Your task: Locate each line holding the string "JSON" and copy it.

===== Material provided

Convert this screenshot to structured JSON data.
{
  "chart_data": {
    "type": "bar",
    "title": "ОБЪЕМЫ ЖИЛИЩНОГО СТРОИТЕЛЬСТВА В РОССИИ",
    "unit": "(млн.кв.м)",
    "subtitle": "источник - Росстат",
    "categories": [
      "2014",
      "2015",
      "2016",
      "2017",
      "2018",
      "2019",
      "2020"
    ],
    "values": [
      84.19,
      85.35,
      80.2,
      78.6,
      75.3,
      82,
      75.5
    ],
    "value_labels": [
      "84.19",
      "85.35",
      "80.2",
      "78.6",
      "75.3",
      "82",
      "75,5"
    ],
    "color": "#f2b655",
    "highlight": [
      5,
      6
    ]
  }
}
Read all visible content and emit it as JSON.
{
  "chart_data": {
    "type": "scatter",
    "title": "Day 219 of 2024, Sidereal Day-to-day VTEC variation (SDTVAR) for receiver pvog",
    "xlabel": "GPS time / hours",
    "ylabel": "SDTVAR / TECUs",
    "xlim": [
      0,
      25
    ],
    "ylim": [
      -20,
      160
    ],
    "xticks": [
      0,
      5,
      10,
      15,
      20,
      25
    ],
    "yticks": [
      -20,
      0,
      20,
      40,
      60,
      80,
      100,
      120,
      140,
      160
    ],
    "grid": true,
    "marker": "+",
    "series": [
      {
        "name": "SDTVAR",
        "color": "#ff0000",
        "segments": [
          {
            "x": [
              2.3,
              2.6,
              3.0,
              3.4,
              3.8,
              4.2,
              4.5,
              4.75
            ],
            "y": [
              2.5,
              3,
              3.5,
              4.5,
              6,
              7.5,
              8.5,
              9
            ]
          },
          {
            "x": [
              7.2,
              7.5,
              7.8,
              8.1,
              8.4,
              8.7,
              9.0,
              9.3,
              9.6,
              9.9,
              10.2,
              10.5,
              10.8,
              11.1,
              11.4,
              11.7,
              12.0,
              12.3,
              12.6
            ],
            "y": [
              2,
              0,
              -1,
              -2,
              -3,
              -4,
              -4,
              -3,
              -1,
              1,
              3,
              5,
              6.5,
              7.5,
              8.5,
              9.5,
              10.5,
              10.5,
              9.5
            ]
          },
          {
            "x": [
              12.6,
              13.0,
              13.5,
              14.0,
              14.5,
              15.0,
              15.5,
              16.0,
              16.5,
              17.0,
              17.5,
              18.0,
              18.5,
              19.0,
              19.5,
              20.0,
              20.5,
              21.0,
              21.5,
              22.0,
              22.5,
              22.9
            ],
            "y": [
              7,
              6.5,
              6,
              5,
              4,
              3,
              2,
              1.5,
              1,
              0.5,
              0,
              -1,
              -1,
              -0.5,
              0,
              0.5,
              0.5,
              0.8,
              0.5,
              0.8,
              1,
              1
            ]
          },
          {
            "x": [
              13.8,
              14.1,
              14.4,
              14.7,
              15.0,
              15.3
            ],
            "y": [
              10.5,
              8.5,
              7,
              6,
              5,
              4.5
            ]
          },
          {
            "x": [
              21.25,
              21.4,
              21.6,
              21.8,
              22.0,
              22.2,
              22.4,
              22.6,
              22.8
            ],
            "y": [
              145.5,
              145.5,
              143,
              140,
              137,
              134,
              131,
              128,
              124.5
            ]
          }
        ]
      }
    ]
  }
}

==========

Exercise response:
Convert this screenshot to structured JSON data.
Read all visible content and emit it as JSON.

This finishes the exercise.